* [Direction]: Retype the data that follows line by line, exactly, and leave its pictures out.

* [Source material]:
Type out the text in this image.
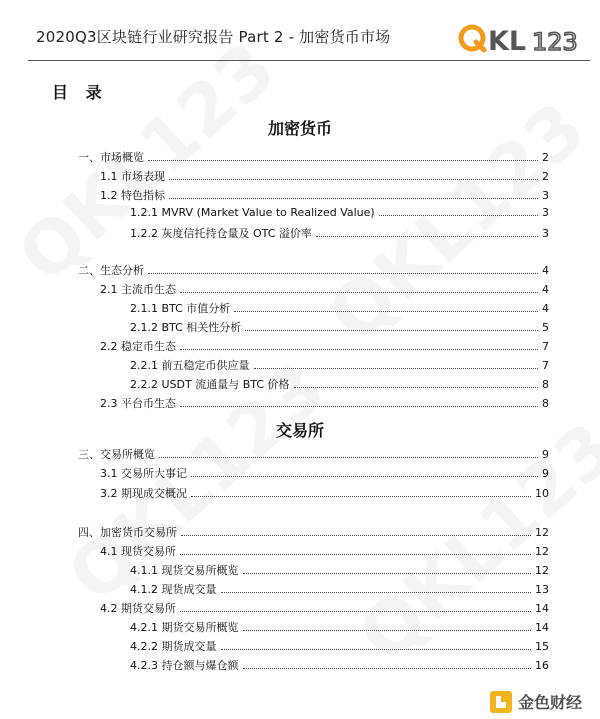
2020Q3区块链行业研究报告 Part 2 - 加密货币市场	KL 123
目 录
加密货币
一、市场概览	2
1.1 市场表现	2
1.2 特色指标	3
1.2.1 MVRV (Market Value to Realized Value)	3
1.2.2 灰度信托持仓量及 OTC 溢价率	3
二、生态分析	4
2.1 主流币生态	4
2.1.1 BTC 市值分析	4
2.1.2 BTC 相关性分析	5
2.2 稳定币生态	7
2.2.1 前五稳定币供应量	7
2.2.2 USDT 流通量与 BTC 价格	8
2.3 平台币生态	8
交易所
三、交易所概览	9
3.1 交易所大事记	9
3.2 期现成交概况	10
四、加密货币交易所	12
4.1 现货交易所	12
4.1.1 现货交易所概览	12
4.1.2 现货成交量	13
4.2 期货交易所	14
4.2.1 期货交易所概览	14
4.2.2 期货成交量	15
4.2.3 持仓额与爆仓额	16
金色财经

* [Result below]:
Type out the text in this image.
2020Q3区块链行业研究报告 Part 2 - 加密货币市场	KL 123
目 录
加密货币
一、市场概览	2
1.1 市场表现	2
1.2 特色指标	3
1.2.1 MVRV (Market Value to Realized Value)	3
1.2.2 灰度信托持仓量及 OTC 溢价率	3
二、生态分析	4
2.1 主流币生态	4
2.1.1 BTC 市值分析	4
2.1.2 BTC 相关性分析	5
2.2 稳定币生态	7
2.2.1 前五稳定币供应量	7
2.2.2 USDT 流通量与 BTC 价格	8
2.3 平台币生态	8
交易所
三、交易所概览	9
3.1 交易所大事记	9
3.2 期现成交概况	10
四、加密货币交易所	12
4.1 现货交易所	12
4.1.1 现货交易所概览	12
4.1.2 现货成交量	13
4.2 期货交易所	14
4.2.1 期货交易所概览	14
4.2.2 期货成交量	15
4.2.3 持仓额与爆仓额	16
金色财经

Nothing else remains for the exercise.